─── GIVEN DATA ───
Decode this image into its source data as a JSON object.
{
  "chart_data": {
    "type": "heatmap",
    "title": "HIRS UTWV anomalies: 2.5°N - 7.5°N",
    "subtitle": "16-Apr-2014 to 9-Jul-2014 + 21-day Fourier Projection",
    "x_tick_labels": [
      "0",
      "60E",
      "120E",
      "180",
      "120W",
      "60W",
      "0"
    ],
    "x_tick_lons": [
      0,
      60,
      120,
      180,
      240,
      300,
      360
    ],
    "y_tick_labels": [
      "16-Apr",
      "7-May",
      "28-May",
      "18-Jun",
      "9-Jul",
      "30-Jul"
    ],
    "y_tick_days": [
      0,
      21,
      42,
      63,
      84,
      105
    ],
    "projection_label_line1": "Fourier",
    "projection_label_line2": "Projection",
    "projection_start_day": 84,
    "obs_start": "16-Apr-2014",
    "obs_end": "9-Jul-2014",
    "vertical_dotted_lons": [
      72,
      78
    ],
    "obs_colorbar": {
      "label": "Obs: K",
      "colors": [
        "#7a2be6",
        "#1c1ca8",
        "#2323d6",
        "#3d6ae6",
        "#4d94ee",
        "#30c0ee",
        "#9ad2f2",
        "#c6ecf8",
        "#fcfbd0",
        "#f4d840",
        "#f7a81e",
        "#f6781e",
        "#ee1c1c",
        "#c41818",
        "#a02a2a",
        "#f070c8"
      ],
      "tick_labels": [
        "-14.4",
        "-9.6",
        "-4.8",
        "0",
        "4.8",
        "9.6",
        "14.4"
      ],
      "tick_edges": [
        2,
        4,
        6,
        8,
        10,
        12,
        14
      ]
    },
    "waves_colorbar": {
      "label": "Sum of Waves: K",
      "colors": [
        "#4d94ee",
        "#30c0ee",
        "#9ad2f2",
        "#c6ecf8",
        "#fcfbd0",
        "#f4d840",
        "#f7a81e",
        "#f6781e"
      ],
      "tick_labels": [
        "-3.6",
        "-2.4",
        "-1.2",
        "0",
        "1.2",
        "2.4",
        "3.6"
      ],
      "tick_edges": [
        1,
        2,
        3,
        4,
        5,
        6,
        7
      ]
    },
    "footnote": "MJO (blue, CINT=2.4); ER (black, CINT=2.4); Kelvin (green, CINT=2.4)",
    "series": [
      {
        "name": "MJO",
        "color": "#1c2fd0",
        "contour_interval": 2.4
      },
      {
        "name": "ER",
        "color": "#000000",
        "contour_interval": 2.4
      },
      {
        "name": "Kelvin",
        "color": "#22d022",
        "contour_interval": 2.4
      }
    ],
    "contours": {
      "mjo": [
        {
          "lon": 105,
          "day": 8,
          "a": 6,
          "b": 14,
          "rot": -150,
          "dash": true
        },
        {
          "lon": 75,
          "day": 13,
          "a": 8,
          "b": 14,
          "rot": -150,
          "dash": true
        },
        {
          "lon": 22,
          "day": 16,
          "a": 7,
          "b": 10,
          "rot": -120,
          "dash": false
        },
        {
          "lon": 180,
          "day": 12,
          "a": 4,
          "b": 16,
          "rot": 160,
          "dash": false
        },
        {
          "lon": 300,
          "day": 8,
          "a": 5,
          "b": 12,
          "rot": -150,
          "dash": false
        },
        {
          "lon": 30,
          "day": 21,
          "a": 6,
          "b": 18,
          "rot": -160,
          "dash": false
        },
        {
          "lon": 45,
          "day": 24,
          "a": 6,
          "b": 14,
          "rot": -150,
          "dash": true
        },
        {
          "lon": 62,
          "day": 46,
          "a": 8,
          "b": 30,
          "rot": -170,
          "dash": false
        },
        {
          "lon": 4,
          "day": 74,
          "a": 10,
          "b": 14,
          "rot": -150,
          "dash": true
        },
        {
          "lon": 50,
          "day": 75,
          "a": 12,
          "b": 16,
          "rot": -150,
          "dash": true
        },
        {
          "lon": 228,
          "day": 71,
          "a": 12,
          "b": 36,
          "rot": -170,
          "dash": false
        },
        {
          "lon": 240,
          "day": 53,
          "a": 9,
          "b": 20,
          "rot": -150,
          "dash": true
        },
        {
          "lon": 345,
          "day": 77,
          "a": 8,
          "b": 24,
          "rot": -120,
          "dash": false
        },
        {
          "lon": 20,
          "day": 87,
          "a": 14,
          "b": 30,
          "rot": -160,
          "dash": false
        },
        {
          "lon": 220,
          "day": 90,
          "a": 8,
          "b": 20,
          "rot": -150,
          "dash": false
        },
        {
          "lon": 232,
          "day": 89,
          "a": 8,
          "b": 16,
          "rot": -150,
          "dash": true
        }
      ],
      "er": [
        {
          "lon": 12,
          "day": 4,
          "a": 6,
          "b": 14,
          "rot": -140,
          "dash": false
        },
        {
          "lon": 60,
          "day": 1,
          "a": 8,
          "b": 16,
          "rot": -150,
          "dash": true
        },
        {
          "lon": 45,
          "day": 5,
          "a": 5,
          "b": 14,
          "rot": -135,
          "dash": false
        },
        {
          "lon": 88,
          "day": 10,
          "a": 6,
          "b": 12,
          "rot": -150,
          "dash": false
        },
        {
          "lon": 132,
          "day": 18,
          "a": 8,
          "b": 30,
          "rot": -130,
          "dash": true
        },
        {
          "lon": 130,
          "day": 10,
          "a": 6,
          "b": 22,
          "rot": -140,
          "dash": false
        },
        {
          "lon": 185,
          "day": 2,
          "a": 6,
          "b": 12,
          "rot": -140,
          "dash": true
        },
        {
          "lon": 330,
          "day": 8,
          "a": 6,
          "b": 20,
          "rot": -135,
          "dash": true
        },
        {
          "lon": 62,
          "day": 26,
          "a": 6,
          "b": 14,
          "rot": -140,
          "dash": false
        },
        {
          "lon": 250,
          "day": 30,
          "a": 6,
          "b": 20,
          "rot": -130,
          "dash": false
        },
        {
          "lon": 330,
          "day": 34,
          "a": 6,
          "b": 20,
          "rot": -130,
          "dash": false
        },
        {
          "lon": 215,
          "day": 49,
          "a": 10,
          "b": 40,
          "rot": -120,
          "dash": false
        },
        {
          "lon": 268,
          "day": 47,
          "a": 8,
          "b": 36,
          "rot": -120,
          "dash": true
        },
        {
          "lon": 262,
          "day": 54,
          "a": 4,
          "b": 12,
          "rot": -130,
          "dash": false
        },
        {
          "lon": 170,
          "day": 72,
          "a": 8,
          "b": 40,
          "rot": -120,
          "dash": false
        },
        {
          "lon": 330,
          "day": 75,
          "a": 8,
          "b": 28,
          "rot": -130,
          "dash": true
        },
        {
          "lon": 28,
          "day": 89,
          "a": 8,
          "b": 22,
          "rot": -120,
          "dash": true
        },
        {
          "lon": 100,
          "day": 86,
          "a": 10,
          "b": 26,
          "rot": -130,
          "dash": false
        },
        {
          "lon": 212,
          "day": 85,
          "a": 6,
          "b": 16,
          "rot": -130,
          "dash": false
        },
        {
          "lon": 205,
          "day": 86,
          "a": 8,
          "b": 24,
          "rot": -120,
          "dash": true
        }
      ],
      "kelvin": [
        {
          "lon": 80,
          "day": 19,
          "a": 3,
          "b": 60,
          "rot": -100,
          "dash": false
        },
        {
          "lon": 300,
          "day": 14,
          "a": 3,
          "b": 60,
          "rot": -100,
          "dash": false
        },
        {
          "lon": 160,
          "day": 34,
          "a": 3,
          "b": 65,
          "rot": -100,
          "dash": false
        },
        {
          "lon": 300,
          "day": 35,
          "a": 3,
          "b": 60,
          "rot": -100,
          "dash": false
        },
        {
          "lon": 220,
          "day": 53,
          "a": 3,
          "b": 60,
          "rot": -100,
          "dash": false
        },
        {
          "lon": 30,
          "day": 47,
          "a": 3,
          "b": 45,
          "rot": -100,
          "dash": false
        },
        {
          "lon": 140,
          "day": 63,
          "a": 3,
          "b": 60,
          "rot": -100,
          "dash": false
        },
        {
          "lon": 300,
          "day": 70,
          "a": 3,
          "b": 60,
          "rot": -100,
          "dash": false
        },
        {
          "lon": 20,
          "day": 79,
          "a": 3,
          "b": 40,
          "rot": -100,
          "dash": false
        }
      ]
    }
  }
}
───
[TASK DIRECTIONS]:
Which lines include "Fourier"? Copy each of them out.

[TASK ANSWER]:
    "subtitle": "16-Apr-2014 to 9-Jul-2014 + 21-day Fourier Projection",
    "projection_label_line1": "Fourier",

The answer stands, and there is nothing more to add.